- **WORK REQUIRED**:
Scan the entries below and extract each line with the word "Диэлектрическая" in it.

§

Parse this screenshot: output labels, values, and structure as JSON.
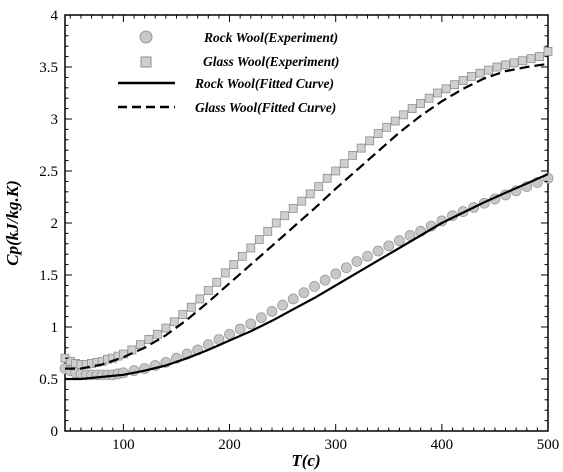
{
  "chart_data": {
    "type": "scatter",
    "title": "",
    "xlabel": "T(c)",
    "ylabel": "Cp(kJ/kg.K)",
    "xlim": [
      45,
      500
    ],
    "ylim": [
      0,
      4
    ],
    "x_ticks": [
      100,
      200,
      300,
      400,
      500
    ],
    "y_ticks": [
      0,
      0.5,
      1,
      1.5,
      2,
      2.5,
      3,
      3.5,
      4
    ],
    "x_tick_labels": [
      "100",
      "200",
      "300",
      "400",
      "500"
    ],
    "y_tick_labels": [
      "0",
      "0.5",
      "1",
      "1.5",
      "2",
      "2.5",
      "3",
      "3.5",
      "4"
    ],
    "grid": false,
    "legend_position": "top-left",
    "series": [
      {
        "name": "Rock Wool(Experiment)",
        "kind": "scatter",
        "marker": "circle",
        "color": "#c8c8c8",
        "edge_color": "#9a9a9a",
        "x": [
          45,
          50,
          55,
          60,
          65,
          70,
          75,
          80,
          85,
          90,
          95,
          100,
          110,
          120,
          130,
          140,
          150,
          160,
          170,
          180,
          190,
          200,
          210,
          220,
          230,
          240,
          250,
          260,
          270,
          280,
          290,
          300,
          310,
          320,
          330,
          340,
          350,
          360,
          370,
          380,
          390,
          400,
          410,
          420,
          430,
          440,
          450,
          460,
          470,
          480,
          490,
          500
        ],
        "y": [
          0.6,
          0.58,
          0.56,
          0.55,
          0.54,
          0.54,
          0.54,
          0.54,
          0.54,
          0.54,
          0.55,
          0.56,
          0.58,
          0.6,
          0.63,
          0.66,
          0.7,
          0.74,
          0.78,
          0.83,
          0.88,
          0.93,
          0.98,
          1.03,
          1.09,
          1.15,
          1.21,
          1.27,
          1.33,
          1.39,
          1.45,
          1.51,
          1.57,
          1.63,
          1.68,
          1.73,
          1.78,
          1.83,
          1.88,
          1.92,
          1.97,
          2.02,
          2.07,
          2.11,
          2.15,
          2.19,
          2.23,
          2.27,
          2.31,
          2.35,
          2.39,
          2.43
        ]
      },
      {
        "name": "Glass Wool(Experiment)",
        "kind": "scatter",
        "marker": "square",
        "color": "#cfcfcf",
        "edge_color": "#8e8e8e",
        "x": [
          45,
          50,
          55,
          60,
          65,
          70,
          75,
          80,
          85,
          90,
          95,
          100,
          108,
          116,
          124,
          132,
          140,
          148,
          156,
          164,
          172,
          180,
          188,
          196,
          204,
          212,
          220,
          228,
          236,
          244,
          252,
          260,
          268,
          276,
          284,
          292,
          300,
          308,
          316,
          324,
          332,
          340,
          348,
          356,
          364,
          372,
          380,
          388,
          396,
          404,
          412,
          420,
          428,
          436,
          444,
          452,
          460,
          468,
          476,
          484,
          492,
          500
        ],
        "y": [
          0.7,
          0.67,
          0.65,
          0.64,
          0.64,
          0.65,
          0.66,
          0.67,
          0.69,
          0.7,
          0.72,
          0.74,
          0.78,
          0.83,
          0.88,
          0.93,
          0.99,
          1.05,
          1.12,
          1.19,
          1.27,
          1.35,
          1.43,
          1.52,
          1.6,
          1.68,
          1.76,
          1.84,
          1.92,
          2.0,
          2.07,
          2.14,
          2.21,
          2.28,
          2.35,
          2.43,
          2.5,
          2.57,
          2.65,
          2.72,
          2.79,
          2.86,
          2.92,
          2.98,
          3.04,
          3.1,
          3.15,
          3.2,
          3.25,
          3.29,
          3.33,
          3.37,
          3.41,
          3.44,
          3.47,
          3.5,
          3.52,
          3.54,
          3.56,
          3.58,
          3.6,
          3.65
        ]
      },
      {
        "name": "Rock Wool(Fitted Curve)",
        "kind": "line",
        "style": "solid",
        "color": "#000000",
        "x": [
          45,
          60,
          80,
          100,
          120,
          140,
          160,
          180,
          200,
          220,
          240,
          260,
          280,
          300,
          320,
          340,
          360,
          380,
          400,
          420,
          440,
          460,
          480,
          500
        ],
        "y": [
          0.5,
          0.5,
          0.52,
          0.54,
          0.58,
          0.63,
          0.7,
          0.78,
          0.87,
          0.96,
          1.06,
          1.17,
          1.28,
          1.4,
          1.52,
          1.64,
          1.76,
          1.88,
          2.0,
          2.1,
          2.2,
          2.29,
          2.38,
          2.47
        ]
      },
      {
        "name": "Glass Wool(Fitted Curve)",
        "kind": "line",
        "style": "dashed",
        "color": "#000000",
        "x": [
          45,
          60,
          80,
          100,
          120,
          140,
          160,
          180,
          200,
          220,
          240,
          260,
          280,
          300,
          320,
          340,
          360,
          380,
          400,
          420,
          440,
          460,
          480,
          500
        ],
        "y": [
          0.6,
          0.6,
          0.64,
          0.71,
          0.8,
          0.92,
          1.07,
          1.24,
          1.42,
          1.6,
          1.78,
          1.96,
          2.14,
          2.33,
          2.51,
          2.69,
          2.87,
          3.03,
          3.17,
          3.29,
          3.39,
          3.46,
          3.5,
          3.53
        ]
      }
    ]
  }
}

§

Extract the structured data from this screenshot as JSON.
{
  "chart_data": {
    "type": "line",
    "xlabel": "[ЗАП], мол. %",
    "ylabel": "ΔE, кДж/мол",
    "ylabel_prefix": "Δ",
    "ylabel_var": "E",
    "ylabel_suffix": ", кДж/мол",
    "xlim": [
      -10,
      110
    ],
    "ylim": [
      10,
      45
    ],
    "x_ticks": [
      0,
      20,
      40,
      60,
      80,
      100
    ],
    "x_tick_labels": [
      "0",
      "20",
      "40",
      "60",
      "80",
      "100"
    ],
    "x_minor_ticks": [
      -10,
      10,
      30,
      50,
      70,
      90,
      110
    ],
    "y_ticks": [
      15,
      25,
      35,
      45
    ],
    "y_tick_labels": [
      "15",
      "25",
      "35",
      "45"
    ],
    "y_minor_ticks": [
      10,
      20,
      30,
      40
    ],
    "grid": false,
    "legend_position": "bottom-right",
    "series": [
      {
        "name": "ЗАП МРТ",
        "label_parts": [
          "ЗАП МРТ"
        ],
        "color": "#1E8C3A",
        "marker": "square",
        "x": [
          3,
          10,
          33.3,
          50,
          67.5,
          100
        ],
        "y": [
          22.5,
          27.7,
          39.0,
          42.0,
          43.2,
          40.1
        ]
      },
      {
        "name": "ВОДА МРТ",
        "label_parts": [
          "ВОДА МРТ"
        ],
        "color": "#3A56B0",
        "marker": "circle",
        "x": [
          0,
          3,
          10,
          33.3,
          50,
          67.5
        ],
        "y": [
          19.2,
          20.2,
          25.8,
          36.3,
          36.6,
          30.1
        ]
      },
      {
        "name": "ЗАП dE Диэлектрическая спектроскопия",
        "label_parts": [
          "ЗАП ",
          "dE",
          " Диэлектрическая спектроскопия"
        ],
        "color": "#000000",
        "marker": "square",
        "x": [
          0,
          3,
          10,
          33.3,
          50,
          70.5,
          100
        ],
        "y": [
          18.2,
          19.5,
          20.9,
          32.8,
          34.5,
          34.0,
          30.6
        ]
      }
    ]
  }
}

§

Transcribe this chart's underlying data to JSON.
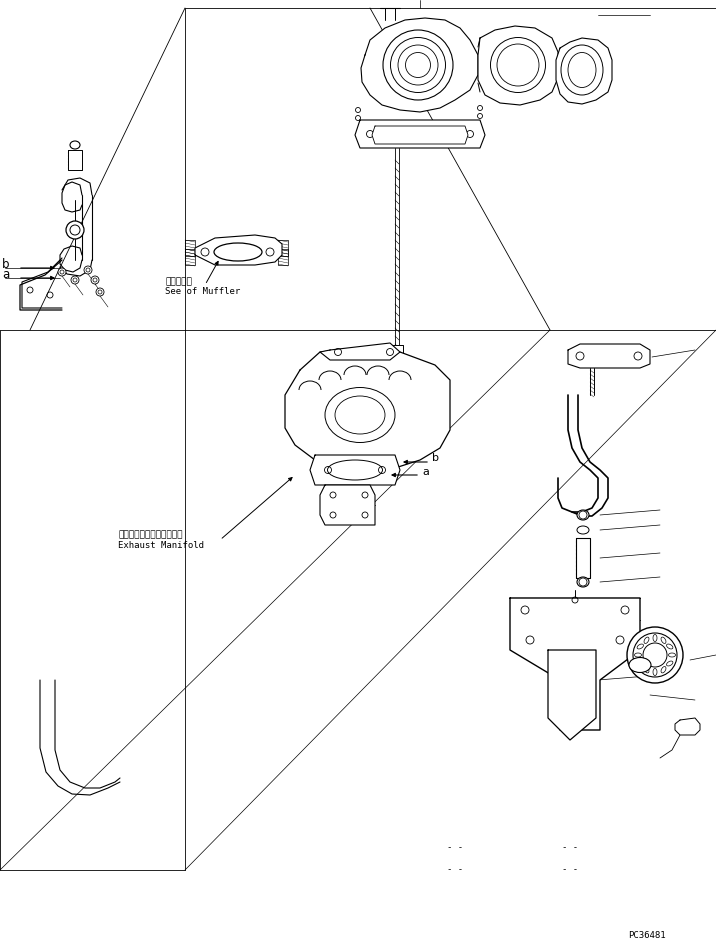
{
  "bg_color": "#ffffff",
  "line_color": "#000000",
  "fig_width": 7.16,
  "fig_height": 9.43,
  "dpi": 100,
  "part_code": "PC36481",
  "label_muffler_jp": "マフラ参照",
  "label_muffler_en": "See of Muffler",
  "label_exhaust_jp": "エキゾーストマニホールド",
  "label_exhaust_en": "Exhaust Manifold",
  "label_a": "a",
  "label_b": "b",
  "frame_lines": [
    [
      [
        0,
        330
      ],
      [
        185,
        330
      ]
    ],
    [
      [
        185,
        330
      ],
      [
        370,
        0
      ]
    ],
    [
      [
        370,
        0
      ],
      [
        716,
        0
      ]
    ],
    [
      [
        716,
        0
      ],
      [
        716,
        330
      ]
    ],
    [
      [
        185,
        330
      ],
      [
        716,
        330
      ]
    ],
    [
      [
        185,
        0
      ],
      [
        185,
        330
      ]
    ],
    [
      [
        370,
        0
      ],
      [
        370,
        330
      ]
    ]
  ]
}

§

- **TASK ANSWER**:
        "name": "ЗАП dE Диэлектрическая спектроскопия",
          " Диэлектрическая спектроскопия"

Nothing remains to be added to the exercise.